◆ **Task goal**
Report every line from the material that contains the word "Тесьма".

------------------------------

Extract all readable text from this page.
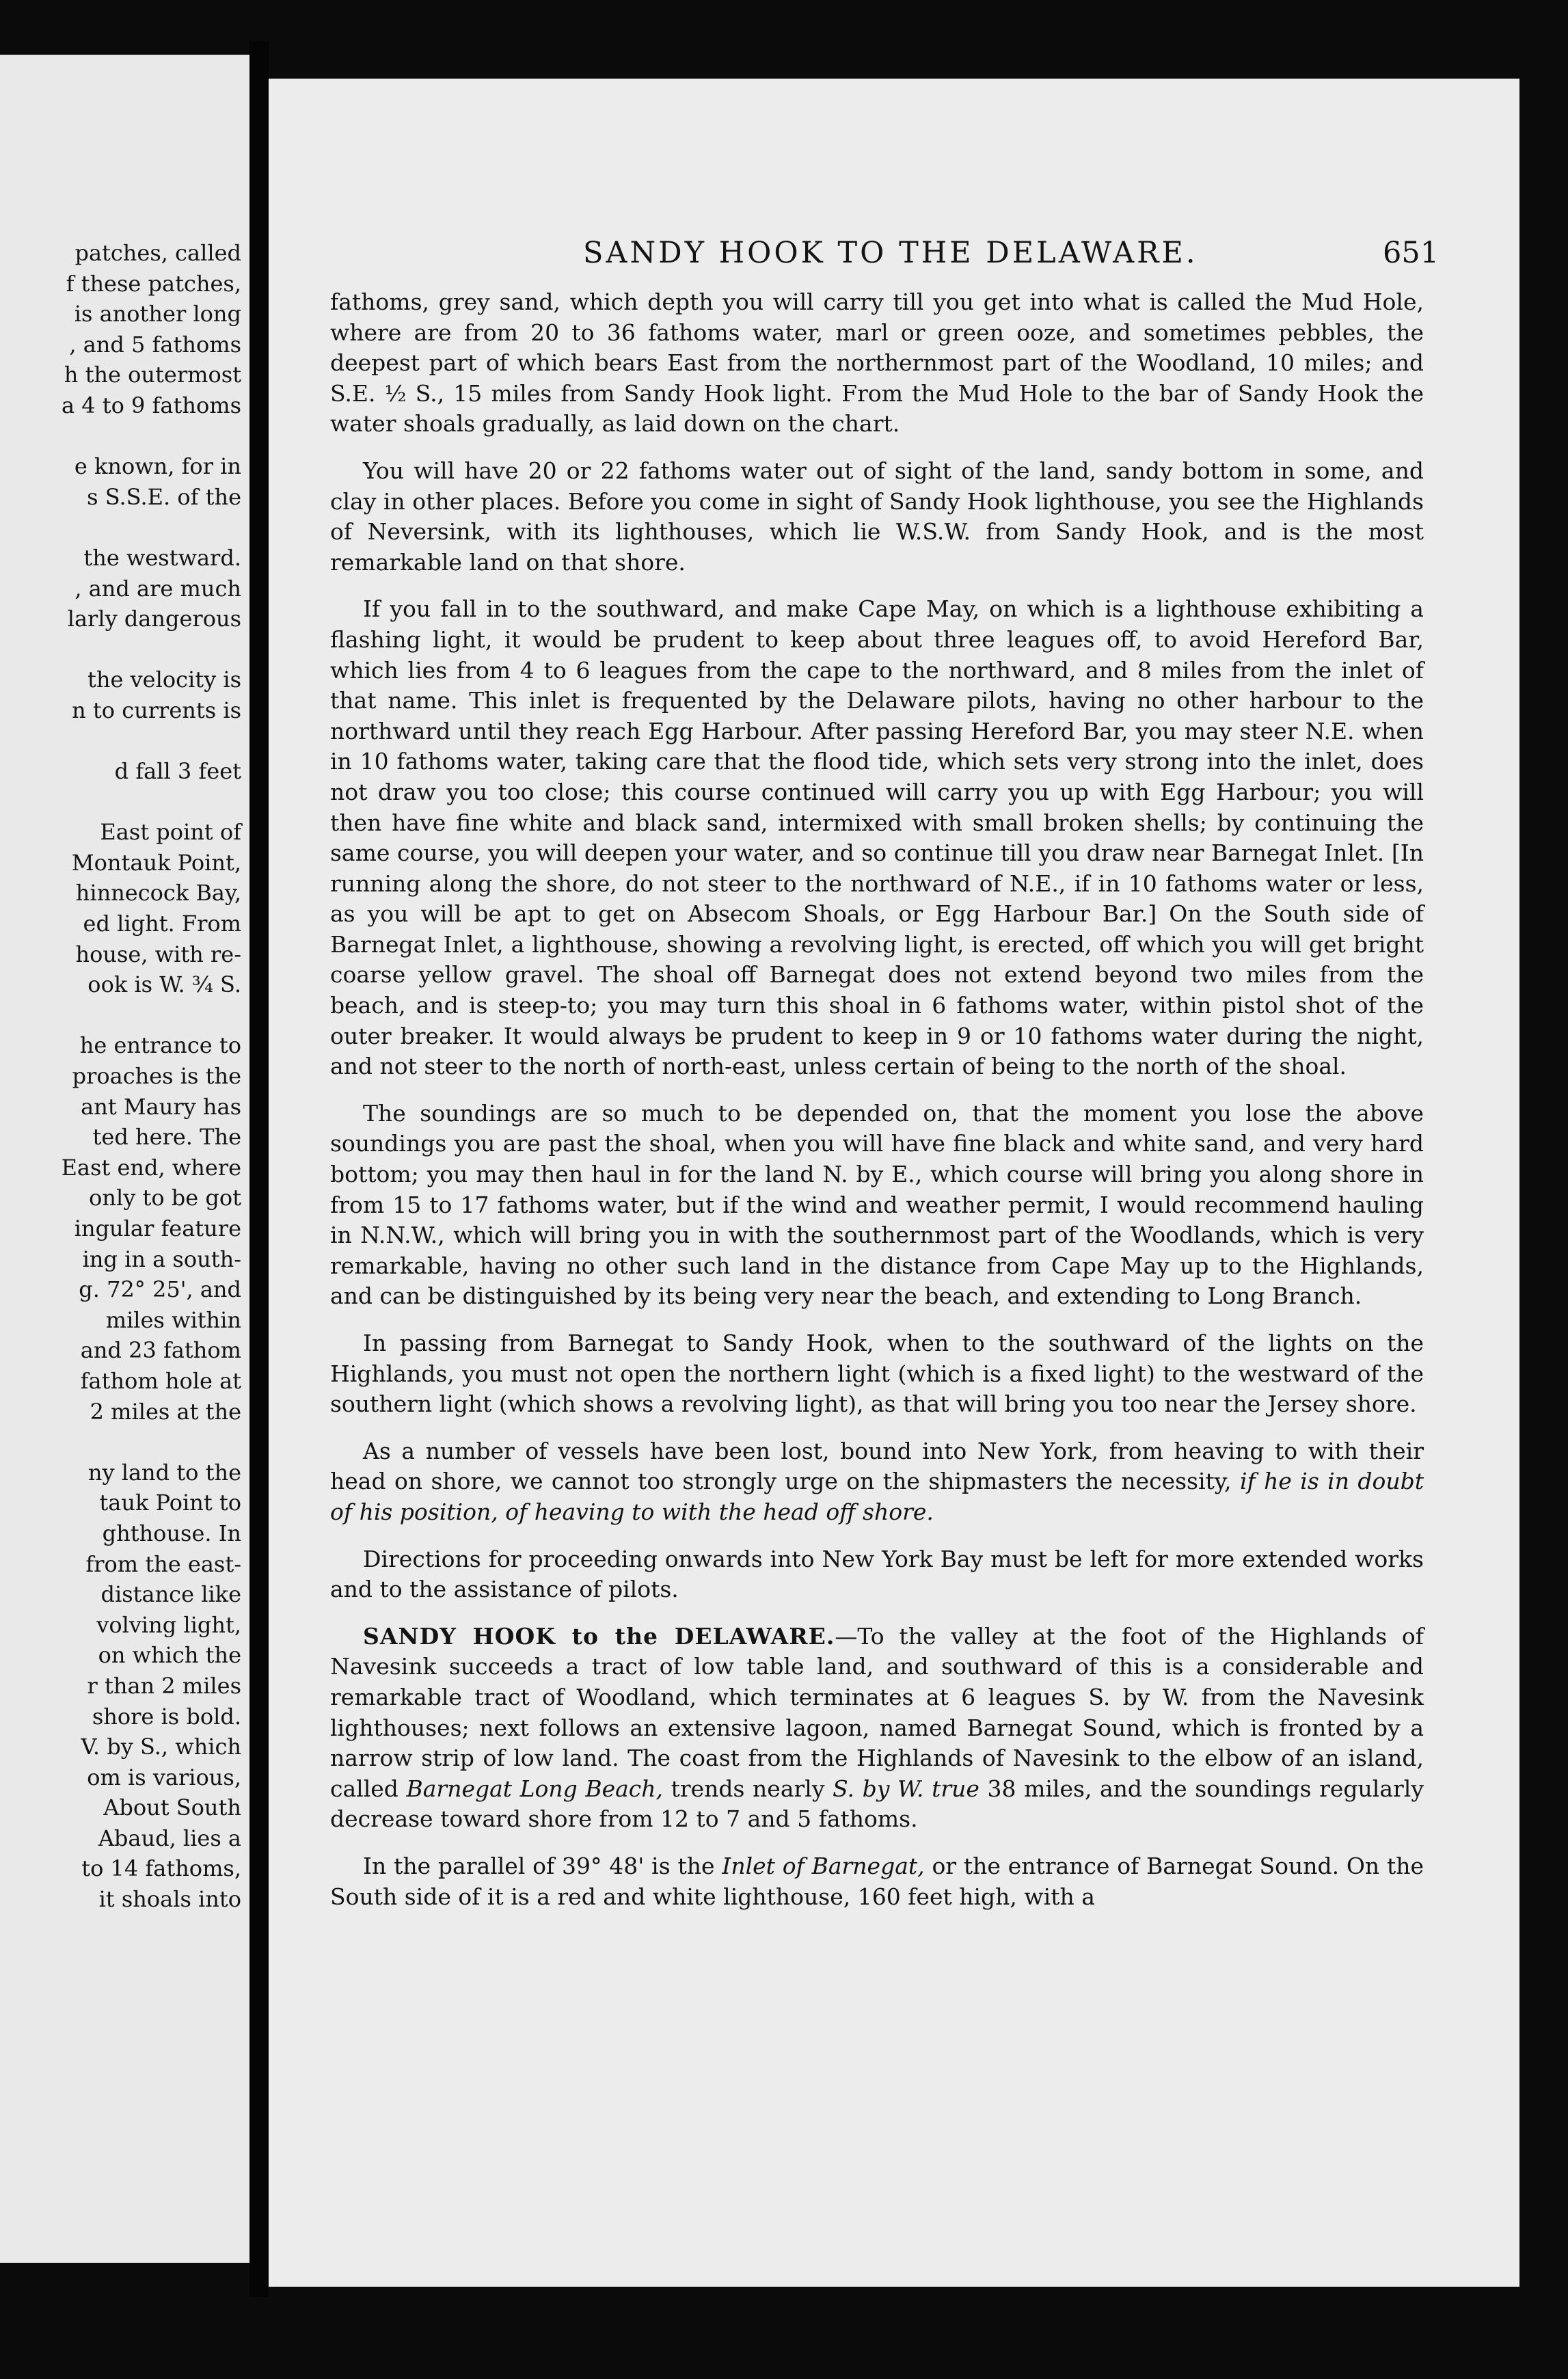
patches, called
f these patches,
is another long
, and 5 fathoms
h the outermost
a 4 to 9 fathoms
e known, for in
s S.S.E. of the
the westward.
, and are much
larly dangerous
the velocity is
n to currents is
d fall 3 feet
East point of
Montauk Point,
hinnecock Bay,
ed light. From
house, with re-
ook is W. ¾ S.
he entrance to
proaches is the
ant Maury has
ted here. The
East end, where
only to be got
ingular feature
ing in a south-
g. 72° 25', and
miles within
and 23 fathom
fathom hole at
2 miles at the
ny land to the
tauk Point to
ghthouse. In
from the east-
distance like
volving light,
on which the
r than 2 miles
shore is bold.
V. by S., which
om is various,
About South
Abaud, lies a
to 14 fathoms,
it shoals into
SANDY HOOK TO THE DELAWARE.	651

fathoms, grey sand, which depth you will carry till you get into what is called the Mud Hole, where are from 20 to 36 fathoms water, marl or green ooze, and sometimes pebbles, the deepest part of which bears East from the northernmost part of the Woodland, 10 miles; and S.E. ½ S., 15 miles from Sandy Hook light. From the Mud Hole to the bar of Sandy Hook the water shoals gradually, as laid down on the chart.

You will have 20 or 22 fathoms water out of sight of the land, sandy bottom in some, and clay in other places. Before you come in sight of Sandy Hook lighthouse, you see the Highlands of Neversink, with its lighthouses, which lie W.S.W. from Sandy Hook, and is the most remarkable land on that shore.

If you fall in to the southward, and make Cape May, on which is a lighthouse exhibiting a flashing light, it would be prudent to keep about three leagues off, to avoid Hereford Bar, which lies from 4 to 6 leagues from the cape to the northward, and 8 miles from the inlet of that name. This inlet is frequented by the Delaware pilots, having no other harbour to the northward until they reach Egg Harbour. After passing Hereford Bar, you may steer N.E. when in 10 fathoms water, taking care that the flood tide, which sets very strong into the inlet, does not draw you too close; this course continued will carry you up with Egg Harbour; you will then have fine white and black sand, intermixed with small broken shells; by continuing the same course, you will deepen your water, and so continue till you draw near Barnegat Inlet. [In running along the shore, do not steer to the northward of N.E., if in 10 fathoms water or less, as you will be apt to get on Absecom Shoals, or Egg Harbour Bar.] On the South side of Barnegat Inlet, a lighthouse, showing a revolving light, is erected, off which you will get bright coarse yellow gravel. The shoal off Barnegat does not extend beyond two miles from the beach, and is steep-to; you may turn this shoal in 6 fathoms water, within pistol shot of the outer breaker. It would always be prudent to keep in 9 or 10 fathoms water during the night, and not steer to the north of north-east, unless certain of being to the north of the shoal.

The soundings are so much to be depended on, that the moment you lose the above soundings you are past the shoal, when you will have fine black and white sand, and very hard bottom; you may then haul in for the land N. by E., which course will bring you along shore in from 15 to 17 fathoms water, but if the wind and weather permit, I would recommend hauling in N.N.W., which will bring you in with the southernmost part of the Woodlands, which is very remarkable, having no other such land in the distance from Cape May up to the Highlands, and can be distinguished by its being very near the beach, and extending to Long Branch.

In passing from Barnegat to Sandy Hook, when to the southward of the lights on the Highlands, you must not open the northern light (which is a fixed light) to the westward of the southern light (which shows a revolving light), as that will bring you too near the Jersey shore.

As a number of vessels have been lost, bound into New York, from heaving to with their head on shore, we cannot too strongly urge on the shipmasters the necessity, if he is in doubt of his position, of heaving to with the head off shore.

Directions for proceeding onwards into New York Bay must be left for more extended works and to the assistance of pilots.

SANDY HOOK to the DELAWARE.—To the valley at the foot of the Highlands of Navesink succeeds a tract of low table land, and southward of this is a considerable and remarkable tract of Woodland, which terminates at 6 leagues S. by W. from the Navesink lighthouses; next follows an extensive lagoon, named Barnegat Sound, which is fronted by a narrow strip of low land. The coast from the Highlands of Navesink to the elbow of an island, called Barnegat Long Beach, trends nearly S. by W. true 38 miles, and the soundings regularly decrease toward shore from 12 to 7 and 5 fathoms.

In the parallel of 39° 48' is the Inlet of Barnegat, or the entrance of Barnegat Sound. On the South side of it is a red and white lighthouse, 160 feet high, with a
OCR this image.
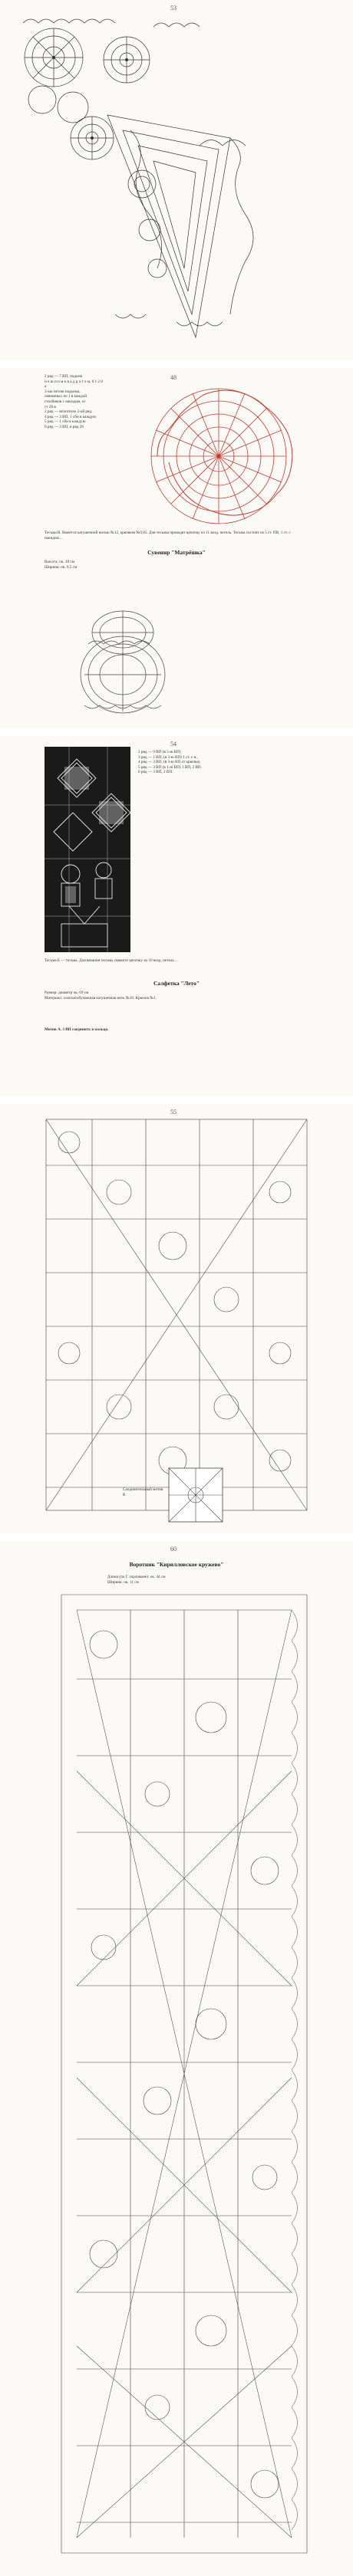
53
48

2 ряд — 7 ВП, подъем

н е ш н и м к в а д р а т о м, 6 1 2 8 а

3-ью петлю подъема,

связанных по 1 в каждой

столбиков с накидом, от

ст 28 в

2 ряд — вплотную 2-ой ряд.

4 ряд — 3 ВП, 1 сбн в каждую

5 ряд — 1 сбн в каждую

6 ряд — 3 ВП, в ряд 28

Тесьма В. Вяжется катушечной нитью №12, крючком №0,85. Для тесьмы проводят цепочку из 11 возд. петель. Тесьма состоит из 5 ст. ПВ, 1 ст. с накидом…
Сувенир "Матрёшка"

Высота: ок. 18 см

Ширина: ок. 9,5 см

54

2 ряд — 9 ВП (в 5-ю ВП)

3 ряд — 1 ВП, (в 3-ю ВП) 1 ст. с н.,

4 ряд — 3 ВП, (в 3-ю ВП от крючка)

5 ряд — 3 ВП (в 1-ю ВП) 1 ВП, 2 ВП.

6 ряд — 3 ВП, 2 ВП.

Тесьма Б — тесьма. Для вязания тесьмы свяжите цепочку из 10 возд. петель…
Салфетка "Лето"

Размер: диаметр ок. 69 см

Материал: хлопчатобумажная катушечная нить №10. Крючок №1.

Мотив А. 3 ВП соединить в кольцо.
55
Соединительный мотив В
60
Воротник "Кирилловское кружево"

Длина (по Г. горловине): ок. 44 см

Ширина: ок. 11 см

------------------------------

◆ **Expected answer**
Тесьма В. Вяжется катушечной нитью №12, крючком №0,85. Для тесьмы проводят цепочку из 11 возд. петель. Тесьма состоит из 5 ст. ПВ, 1 ст. с накидом…
Тесьма Б — тесьма. Для вязания тесьмы свяжите цепочку из 10 возд. петель…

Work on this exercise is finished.